* [Source document]:
[BioC] multicore and GRangesList [Resurrected]

Cook, Malcolm MEC at stowers.org
Thu Sep 20 21:39:37 CEST 2012


Tim,

My understanding of the term "generic" is from CLOS (Common Lisp Object System)...

and I've not yet forayed much into OO R other than as a user....

but If I understand how the term "generic" is being used here...

I don't think that pvec itself need be a generic.

Rather it just needs to be written in terms of generics.

I may be missing the point.

If its arg, v, implements  '[' and 'length' and `c`, then it _should_ work.

But as written it does not.

Here is a (better?) version that does: https://gist.github.com/3757873

Comments?  Improvements?  Is it better?

Thx,

 ~Malcolm

From: Tim Triche, Jr. [mailto:tim.triche at gmail.com] 
Sent: Thursday, September 20, 2012 12:16 PM
To: Cook, Malcolm
Cc: Martin Morgan; Michael Lawrence <lawrence.michael at gene.com> (lawrence.michael at gene.com); stefano.calza at med.unibs.it; Blanchette, Marco; Bioconductor Newsgroup (bioconductor at stat.math.ethz.ch)
Subject: Re: [BioC] multicore and GRangesList [Resurrected]

Why not make pvec a generic?


On Thu, Sep 20, 2012 at 10:06 AM, Cook, Malcolm <MEC at stowers.org> wrote:
Hi Martin,

The benefits of the functional stuff are purely stylistic.

And NOT (I have just learned) performance!

Indeed, after running some timing tests, I have rewritten pvec_along without using Compose & Curry, as:

pvec_along <-function(x,FUN,...) {
### PURPOSE: extension to parallel::pvec for non-vectors which is
### vectorized over the indices of x.

* [Dataset records]:
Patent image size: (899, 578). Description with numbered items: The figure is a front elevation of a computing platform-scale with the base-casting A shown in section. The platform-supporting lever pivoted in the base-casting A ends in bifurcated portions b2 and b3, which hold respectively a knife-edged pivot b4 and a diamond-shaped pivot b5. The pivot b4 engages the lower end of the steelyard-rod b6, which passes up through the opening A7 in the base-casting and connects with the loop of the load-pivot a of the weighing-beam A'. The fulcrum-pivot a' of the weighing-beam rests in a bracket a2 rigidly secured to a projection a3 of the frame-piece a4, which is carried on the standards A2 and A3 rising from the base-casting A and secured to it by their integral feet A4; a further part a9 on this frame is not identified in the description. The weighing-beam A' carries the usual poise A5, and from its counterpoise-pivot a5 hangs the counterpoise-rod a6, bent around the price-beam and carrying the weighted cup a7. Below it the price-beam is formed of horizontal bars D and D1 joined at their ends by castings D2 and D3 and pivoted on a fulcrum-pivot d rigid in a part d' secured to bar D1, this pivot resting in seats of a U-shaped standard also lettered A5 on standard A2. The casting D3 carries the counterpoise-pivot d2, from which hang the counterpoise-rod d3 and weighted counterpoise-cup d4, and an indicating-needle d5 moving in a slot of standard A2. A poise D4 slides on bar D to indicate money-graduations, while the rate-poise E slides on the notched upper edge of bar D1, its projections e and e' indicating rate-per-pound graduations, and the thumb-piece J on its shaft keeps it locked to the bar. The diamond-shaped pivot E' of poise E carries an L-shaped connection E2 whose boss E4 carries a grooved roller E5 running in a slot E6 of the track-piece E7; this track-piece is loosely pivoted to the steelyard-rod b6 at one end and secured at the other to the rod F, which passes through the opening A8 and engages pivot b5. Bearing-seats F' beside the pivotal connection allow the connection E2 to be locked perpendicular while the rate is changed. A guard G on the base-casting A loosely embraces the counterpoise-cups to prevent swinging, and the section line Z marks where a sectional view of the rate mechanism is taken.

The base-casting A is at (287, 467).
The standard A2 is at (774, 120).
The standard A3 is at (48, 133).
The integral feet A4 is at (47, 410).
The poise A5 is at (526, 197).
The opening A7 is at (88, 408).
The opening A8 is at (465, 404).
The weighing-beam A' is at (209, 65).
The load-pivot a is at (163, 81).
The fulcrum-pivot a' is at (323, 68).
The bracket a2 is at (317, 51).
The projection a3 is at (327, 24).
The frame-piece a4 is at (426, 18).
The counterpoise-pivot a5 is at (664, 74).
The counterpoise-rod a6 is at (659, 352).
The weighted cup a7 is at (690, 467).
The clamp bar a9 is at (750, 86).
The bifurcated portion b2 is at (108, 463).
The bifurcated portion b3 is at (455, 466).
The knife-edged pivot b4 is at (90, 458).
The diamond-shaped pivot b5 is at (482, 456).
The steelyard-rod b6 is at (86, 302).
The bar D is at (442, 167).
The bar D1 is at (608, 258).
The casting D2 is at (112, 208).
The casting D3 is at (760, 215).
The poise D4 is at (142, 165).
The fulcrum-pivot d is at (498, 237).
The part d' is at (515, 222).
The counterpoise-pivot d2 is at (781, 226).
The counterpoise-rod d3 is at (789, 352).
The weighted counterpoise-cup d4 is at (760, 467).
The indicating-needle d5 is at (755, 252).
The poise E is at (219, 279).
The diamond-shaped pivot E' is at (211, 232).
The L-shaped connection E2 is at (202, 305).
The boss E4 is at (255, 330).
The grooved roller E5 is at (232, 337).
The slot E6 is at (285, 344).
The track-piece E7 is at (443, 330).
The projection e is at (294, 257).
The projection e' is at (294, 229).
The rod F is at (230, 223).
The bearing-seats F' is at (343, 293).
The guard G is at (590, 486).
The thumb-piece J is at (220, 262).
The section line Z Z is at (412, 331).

* [Your task]:
Answer these questions about the mailing list thread:
1. What did Tim Triche, Jr. suggest making a generic?
2. Which three operations does Malcolm say the argument v needs to implement for the function to work?
3. After running timing tests, Malcolm rewrote pvec_along without using which two things?

* [Final result]:
1. pvec
2. '[', 'length' and 'c'
3. Compose and Curry